## WORK TO BE COMPLETED
Skip all pictures, then print the remaining material exactly.
================
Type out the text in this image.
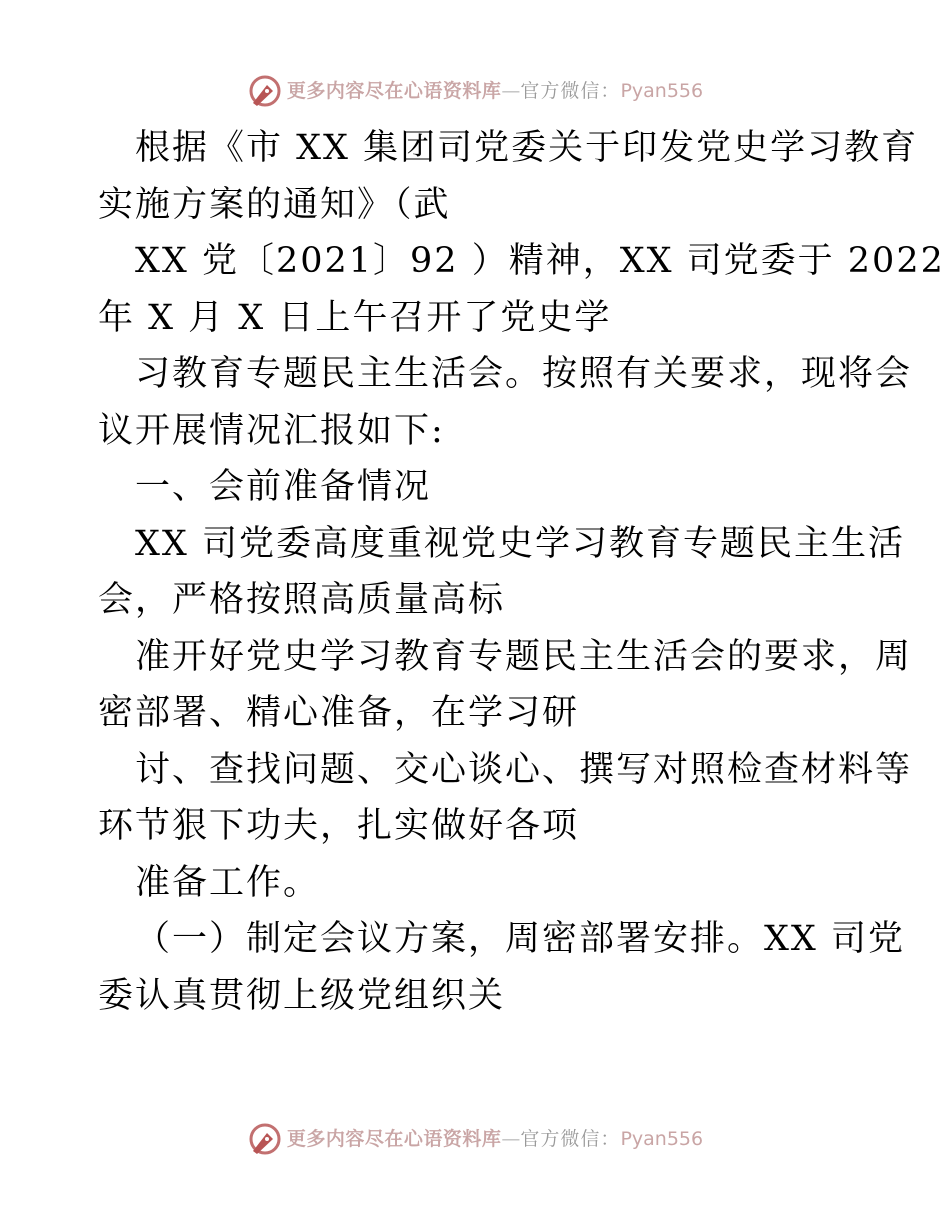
更多内容尽在心语资料库 — 官方微信： Pyan556
根据《市 XX 集团司党委关于印发党史学习教育
实施方案的通知》（武
XX 党〔2021〕92 ）精神，XX 司党委于 2022
年 X 月 X 日上午召开了党史学
习教育专题民主生活会。按照有关要求，现将会
议开展情况汇报如下:
一、会前准备情况
XX 司党委高度重视党史学习教育专题民主生活
会，严格按照高质量高标
准开好党史学习教育专题民主生活会的要求，周
密部署、精心准备，在学习研
讨、查找问题、交心谈心、撰写对照检查材料等
环节狠下功夫，扎实做好各项
准备工作。
（一）制定会议方案，周密部署安排。XX 司党
委认真贯彻上级党组织关
更多内容尽在心语资料库 — 官方微信： Pyan556
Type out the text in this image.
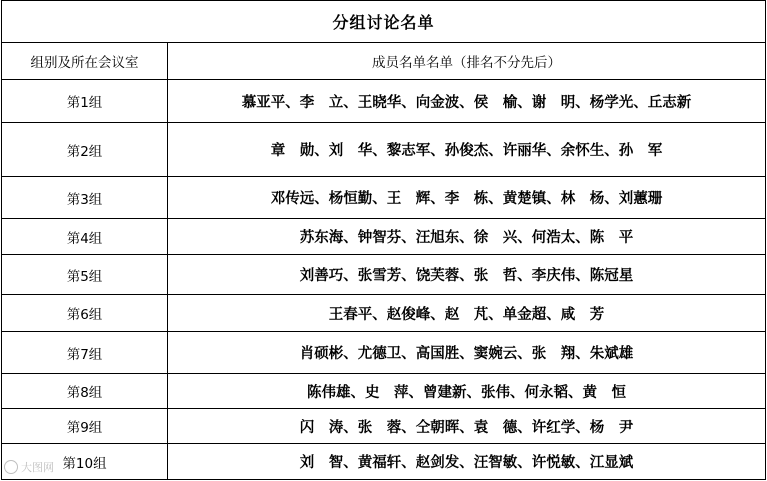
分组讨论名单	
组别及所在会议室	成员名单名单（排名不分先后）
第1组	慕亚平、李　立、王晓华、向金波、侯　榆、谢　明、杨学光、丘志新
第2组	章　勋、刘　华、黎志军、孙俊杰、许丽华、余怀生、孙　军
第3组	邓传远、杨恒勤、王　辉、李　栋、黄楚镇、林　杨、刘蕙珊
第4组	苏东海、钟智芬、汪旭东、徐　兴、何浩太、陈　平
第5组	刘善巧、张雪芳、饶芙蓉、张　哲、李庆伟、陈冠星
第6组	王春平、赵俊峰、赵　芃、单金超、咸　芳
第7组	肖硕彬、尤德卫、高国胜、窦婉云、张　翔、朱斌雄
第8组	陈伟雄、史　萍、曾建新、张伟、何永韬、黄　恒
第9组	闪　涛、张　蓉、仝朝晖、袁　德、许红学、杨　尹
第10组	刘　智、黄福轩、赵剑发、汪智敏、许悦敏、江显斌
大图网
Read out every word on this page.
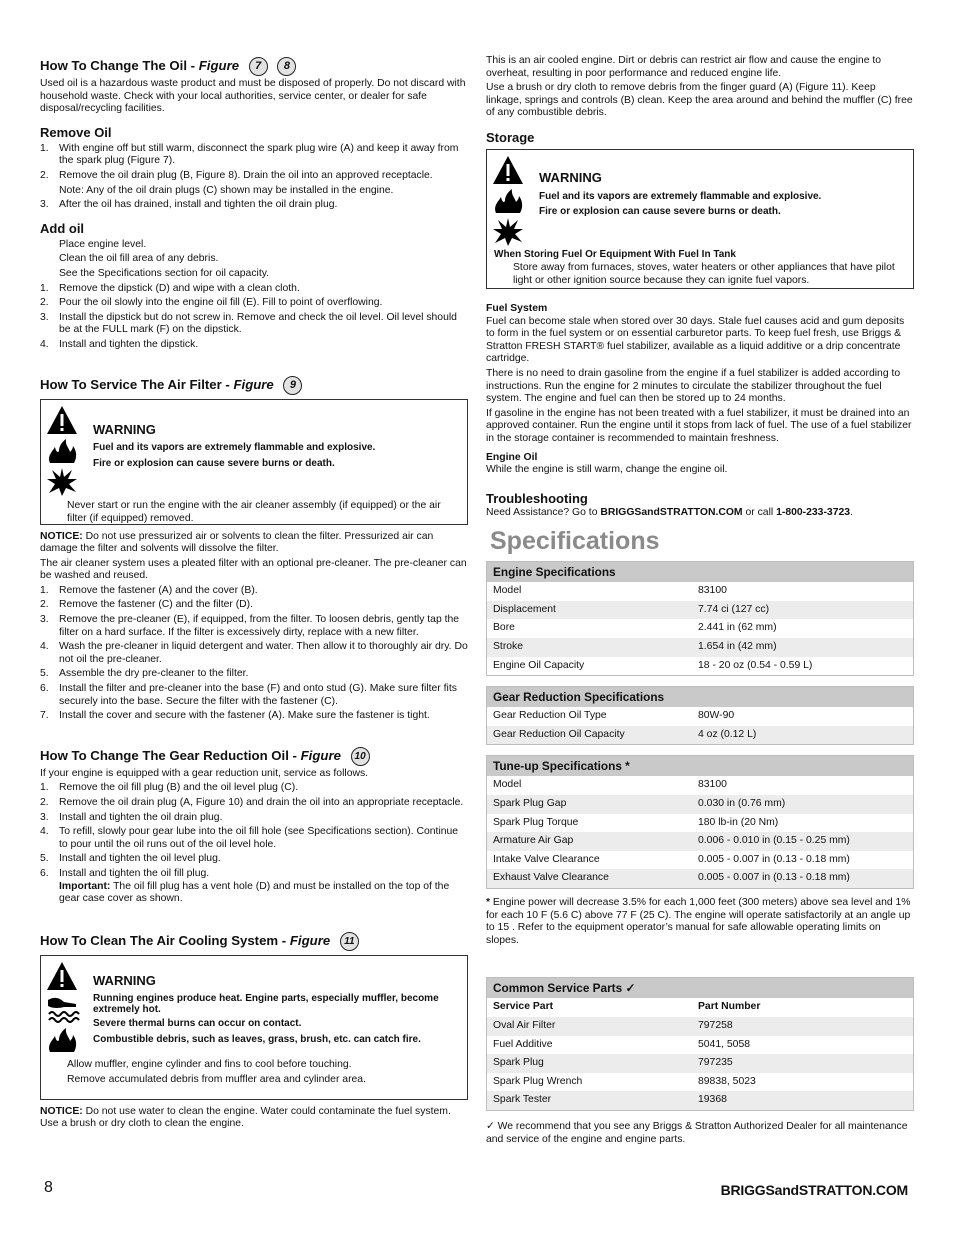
How To Change The Oil - Figure 7 8

Used oil is a hazardous waste product and must be disposed of properly. Do not discard with household waste. Check with your local authorities, service center, or dealer for safe disposal/recycling facilities.

Remove Oil
1. With engine off but still warm, disconnect the spark plug wire (A) and keep it away from the spark plug (Figure 7).
2. Remove the oil drain plug (B, Figure 8). Drain the oil into an approved receptacle.
Note: Any of the oil drain plugs (C) shown may be installed in the engine.
3. After the oil has drained, install and tighten the oil drain plug.
Add oil
Place engine level.
Clean the oil fill area of any debris.
See the Specifications section for oil capacity.
1. Remove the dipstick (D) and wipe with a clean cloth.
2. Pour the oil slowly into the engine oil fill (E). Fill to point of overflowing.
3. Install the dipstick but do not screw in. Remove and check the oil level. Oil level should be at the FULL mark (F) on the dipstick.
4. Install and tighten the dipstick.
How To Service The Air Filter - Figure 9
WARNING
Fuel and its vapors are extremely flammable and explosive.
Fire or explosion can cause severe burns or death.
Never start or run the engine with the air cleaner assembly (if equipped) or the air filter (if equipped) removed.

NOTICE: Do not use pressurized air or solvents to clean the filter. Pressurized air can damage the filter and solvents will dissolve the filter.

The air cleaner system uses a pleated filter with an optional pre-cleaner. The pre-cleaner can be washed and reused.

1. Remove the fastener (A) and the cover (B).
2. Remove the fastener (C) and the filter (D).
3. Remove the pre-cleaner (E), if equipped, from the filter. To loosen debris, gently tap the filter on a hard surface. If the filter is excessively dirty, replace with a new filter.
4. Wash the pre-cleaner in liquid detergent and water. Then allow it to thoroughly air dry. Do not oil the pre-cleaner.
5. Assemble the dry pre-cleaner to the filter.
6. Install the filter and pre-cleaner into the base (F) and onto stud (G). Make sure filter fits securely into the base. Secure the filter with the fastener (C).
7. Install the cover and secure with the fastener (A). Make sure the fastener is tight.
How To Change The Gear Reduction Oil - Figure 10

If your engine is equipped with a gear reduction unit, service as follows.

1. Remove the oil fill plug (B) and the oil level plug (C).
2. Remove the oil drain plug (A, Figure 10) and drain the oil into an appropriate receptacle.
3. Install and tighten the oil drain plug.
4. To refill, slowly pour gear lube into the oil fill hole (see Specifications section). Continue to pour until the oil runs out of the oil level hole.
5. Install and tighten the oil level plug.
6. Install and tighten the oil fill plug.
Important: The oil fill plug has a vent hole (D) and must be installed on the top of the gear case cover as shown.
How To Clean The Air Cooling System - Figure 11
WARNING
Running engines produce heat. Engine parts, especially muffler, become extremely hot.
Severe thermal burns can occur on contact.
Combustible debris, such as leaves, grass, brush, etc. can catch fire.
Allow muffler, engine cylinder and fins to cool before touching.
Remove accumulated debris from muffler area and cylinder area.

NOTICE: Do not use water to clean the engine. Water could contaminate the fuel system. Use a brush or dry cloth to clean the engine.

This is an air cooled engine. Dirt or debris can restrict air flow and cause the engine to overheat, resulting in poor performance and reduced engine life.

Use a brush or dry cloth to remove debris from the finger guard (A) (Figure 11). Keep linkage, springs and controls (B) clean. Keep the area around and behind the muffler (C) free of any combustible debris.

Storage
WARNING
Fuel and its vapors are extremely flammable and explosive.
Fire or explosion can cause severe burns or death.
When Storing Fuel Or Equipment With Fuel In Tank
Store away from furnaces, stoves, water heaters or other appliances that have pilot light or other ignition source because they can ignite fuel vapors.
Fuel System

Fuel can become stale when stored over 30 days. Stale fuel causes acid and gum deposits to form in the fuel system or on essential carburetor parts. To keep fuel fresh, use Briggs & Stratton FRESH START® fuel stabilizer, available as a liquid additive or a drip concentrate cartridge.

There is no need to drain gasoline from the engine if a fuel stabilizer is added according to instructions. Run the engine for 2 minutes to circulate the stabilizer throughout the fuel system. The engine and fuel can then be stored up to 24 months.

If gasoline in the engine has not been treated with a fuel stabilizer, it must be drained into an approved container. Run the engine until it stops from lack of fuel. The use of a fuel stabilizer in the storage container is recommended to maintain freshness.

Engine Oil

While the engine is still warm, change the engine oil.

Troubleshooting

Need Assistance? Go to BRIGGSandSTRATTON.COM or call 1-800-233-3723.

Specifications
Engine Specifications	
Model	83100
Displacement	7.74 ci (127 cc)
Bore	2.441 in (62 mm)
Stroke	1.654 in (42 mm)
Engine Oil Capacity	18 - 20 oz (0.54 - 0.59 L)
Gear Reduction Specifications	
Gear Reduction Oil Type	80W-90
Gear Reduction Oil Capacity	4 oz (0.12 L)
Tune-up Specifications *	
Model	83100
Spark Plug Gap	0.030 in (0.76 mm)
Spark Plug Torque	180 lb-in (20 Nm)
Armature Air Gap	0.006 - 0.010 in (0.15 - 0.25 mm)
Intake Valve Clearance	0.005 - 0.007 in (0.13 - 0.18 mm)
Exhaust Valve Clearance	0.005 - 0.007 in (0.13 - 0.18 mm)

* Engine power will decrease 3.5% for each 1,000 feet (300 meters) above sea level and 1% for each 10 F (5.6 C) above 77 F (25 C). The engine will operate satisfactorily at an angle up to 15 . Refer to the equipment operator’s manual for safe allowable operating limits on slopes.

Common Service Parts ✓	
Service Part	Part Number
Oval Air Filter	797258
Fuel Additive	5041, 5058
Spark Plug	797235
Spark Plug Wrench	89838, 5023
Spark Tester	19368

✓ We recommend that you see any Briggs & Stratton Authorized Dealer for all maintenance and service of the engine and engine parts.

8	BRIGGSandSTRATTON.COM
================
## THE RESPONSE
Type out the text in this image.
更多内容尽在心语资料库 — 官方微信： Pyan556
根据《市 XX 集团司党委关于印发党史学习教育
实施方案的通知》（武
XX 党〔2021〕92 ）精神，XX 司党委于 2022
年 X 月 X 日上午召开了党史学
习教育专题民主生活会。按照有关要求，现将会
议开展情况汇报如下:
一、会前准备情况
XX 司党委高度重视党史学习教育专题民主生活
会，严格按照高质量高标
准开好党史学习教育专题民主生活会的要求，周
密部署、精心准备，在学习研
讨、查找问题、交心谈心、撰写对照检查材料等
环节狠下功夫，扎实做好各项
准备工作。
（一）制定会议方案，周密部署安排。XX 司党
委认真贯彻上级党组织关
更多内容尽在心语资料库 — 官方微信： Pyan556
Type out the text in this image.
分组讨论名单	
组别及所在会议室	成员名单名单（排名不分先后）
第1组	慕亚平、李　立、王晓华、向金波、侯　榆、谢　明、杨学光、丘志新
第2组	章　勋、刘　华、黎志军、孙俊杰、许丽华、余怀生、孙　军
第3组	邓传远、杨恒勤、王　辉、李　栋、黄楚镇、林　杨、刘蕙珊
第4组	苏东海、钟智芬、汪旭东、徐　兴、何浩太、陈　平
第5组	刘善巧、张雪芳、饶芙蓉、张　哲、李庆伟、陈冠星
第6组	王春平、赵俊峰、赵　芃、单金超、咸　芳
第7组	肖硕彬、尤德卫、高国胜、窦婉云、张　翔、朱斌雄
第8组	陈伟雄、史　萍、曾建新、张伟、何永韬、黄　恒
第9组	闪　涛、张　蓉、仝朝晖、袁　德、许红学、杨　尹
第10组	刘　智、黄福轩、赵剑发、汪智敏、许悦敏、江显斌
大图网
Read out every word on this page.
How To Change The Oil - Figure 7 8

Used oil is a hazardous waste product and must be disposed of properly. Do not discard with household waste. Check with your local authorities, service center, or dealer for safe disposal/recycling facilities.

Remove Oil
1. With engine off but still warm, disconnect the spark plug wire (A) and keep it away from the spark plug (Figure 7).
2. Remove the oil drain plug (B, Figure 8). Drain the oil into an approved receptacle.
Note: Any of the oil drain plugs (C) shown may be installed in the engine.
3. After the oil has drained, install and tighten the oil drain plug.
Add oil
Place engine level.
Clean the oil fill area of any debris.
See the Specifications section for oil capacity.
1. Remove the dipstick (D) and wipe with a clean cloth.
2. Pour the oil slowly into the engine oil fill (E). Fill to point of overflowing.
3. Install the dipstick but do not screw in. Remove and check the oil level. Oil level should be at the FULL mark (F) on the dipstick.
4. Install and tighten the dipstick.
How To Service The Air Filter - Figure 9
WARNING
Fuel and its vapors are extremely flammable and explosive.
Fire or explosion can cause severe burns or death.
Never start or run the engine with the air cleaner assembly (if equipped) or the air filter (if equipped) removed.

NOTICE: Do not use pressurized air or solvents to clean the filter. Pressurized air can damage the filter and solvents will dissolve the filter.

The air cleaner system uses a pleated filter with an optional pre-cleaner. The pre-cleaner can be washed and reused.

1. Remove the fastener (A) and the cover (B).
2. Remove the fastener (C) and the filter (D).
3. Remove the pre-cleaner (E), if equipped, from the filter. To loosen debris, gently tap the filter on a hard surface. If the filter is excessively dirty, replace with a new filter.
4. Wash the pre-cleaner in liquid detergent and water. Then allow it to thoroughly air dry. Do not oil the pre-cleaner.
5. Assemble the dry pre-cleaner to the filter.
6. Install the filter and pre-cleaner into the base (F) and onto stud (G). Make sure filter fits securely into the base. Secure the filter with the fastener (C).
7. Install the cover and secure with the fastener (A). Make sure the fastener is tight.
How To Change The Gear Reduction Oil - Figure 10

If your engine is equipped with a gear reduction unit, service as follows.

1. Remove the oil fill plug (B) and the oil level plug (C).
2. Remove the oil drain plug (A, Figure 10) and drain the oil into an appropriate receptacle.
3. Install and tighten the oil drain plug.
4. To refill, slowly pour gear lube into the oil fill hole (see Specifications section). Continue to pour until the oil runs out of the oil level hole.
5. Install and tighten the oil level plug.
6. Install and tighten the oil fill plug.
Important: The oil fill plug has a vent hole (D) and must be installed on the top of the gear case cover as shown.
How To Clean The Air Cooling System - Figure 11
WARNING
Running engines produce heat. Engine parts, especially muffler, become extremely hot.
Severe thermal burns can occur on contact.
Combustible debris, such as leaves, grass, brush, etc. can catch fire.
Allow muffler, engine cylinder and fins to cool before touching.
Remove accumulated debris from muffler area and cylinder area.

NOTICE: Do not use water to clean the engine. Water could contaminate the fuel system. Use a brush or dry cloth to clean the engine.

This is an air cooled engine. Dirt or debris can restrict air flow and cause the engine to overheat, resulting in poor performance and reduced engine life.

Use a brush or dry cloth to remove debris from the finger guard (A) (Figure 11). Keep linkage, springs and controls (B) clean. Keep the area around and behind the muffler (C) free of any combustible debris.

Storage
WARNING
Fuel and its vapors are extremely flammable and explosive.
Fire or explosion can cause severe burns or death.
When Storing Fuel Or Equipment With Fuel In Tank
Store away from furnaces, stoves, water heaters or other appliances that have pilot light or other ignition source because they can ignite fuel vapors.
Fuel System

Fuel can become stale when stored over 30 days. Stale fuel causes acid and gum deposits to form in the fuel system or on essential carburetor parts. To keep fuel fresh, use Briggs & Stratton FRESH START® fuel stabilizer, available as a liquid additive or a drip concentrate cartridge.

There is no need to drain gasoline from the engine if a fuel stabilizer is added according to instructions. Run the engine for 2 minutes to circulate the stabilizer throughout the fuel system. The engine and fuel can then be stored up to 24 months.

If gasoline in the engine has not been treated with a fuel stabilizer, it must be drained into an approved container. Run the engine until it stops from lack of fuel. The use of a fuel stabilizer in the storage container is recommended to maintain freshness.

Engine Oil

While the engine is still warm, change the engine oil.

Troubleshooting

Need Assistance? Go to BRIGGSandSTRATTON.COM or call 1-800-233-3723.

Specifications
Engine Specifications	
Model	83100
Displacement	7.74 ci (127 cc)
Bore	2.441 in (62 mm)
Stroke	1.654 in (42 mm)
Engine Oil Capacity	18 - 20 oz (0.54 - 0.59 L)
Gear Reduction Specifications	
Gear Reduction Oil Type	80W-90
Gear Reduction Oil Capacity	4 oz (0.12 L)
Tune-up Specifications *	
Model	83100
Spark Plug Gap	0.030 in (0.76 mm)
Spark Plug Torque	180 lb-in (20 Nm)
Armature Air Gap	0.006 - 0.010 in (0.15 - 0.25 mm)
Intake Valve Clearance	0.005 - 0.007 in (0.13 - 0.18 mm)
Exhaust Valve Clearance	0.005 - 0.007 in (0.13 - 0.18 mm)

* Engine power will decrease 3.5% for each 1,000 feet (300 meters) above sea level and 1% for each 10 F (5.6 C) above 77 F (25 C). The engine will operate satisfactorily at an angle up to 15 . Refer to the equipment operator’s manual for safe allowable operating limits on slopes.

Common Service Parts ✓	
Service Part	Part Number
Oval Air Filter	797258
Fuel Additive	5041, 5058
Spark Plug	797235
Spark Plug Wrench	89838, 5023
Spark Tester	19368

✓ We recommend that you see any Briggs & Stratton Authorized Dealer for all maintenance and service of the engine and engine parts.

8	BRIGGSandSTRATTON.COM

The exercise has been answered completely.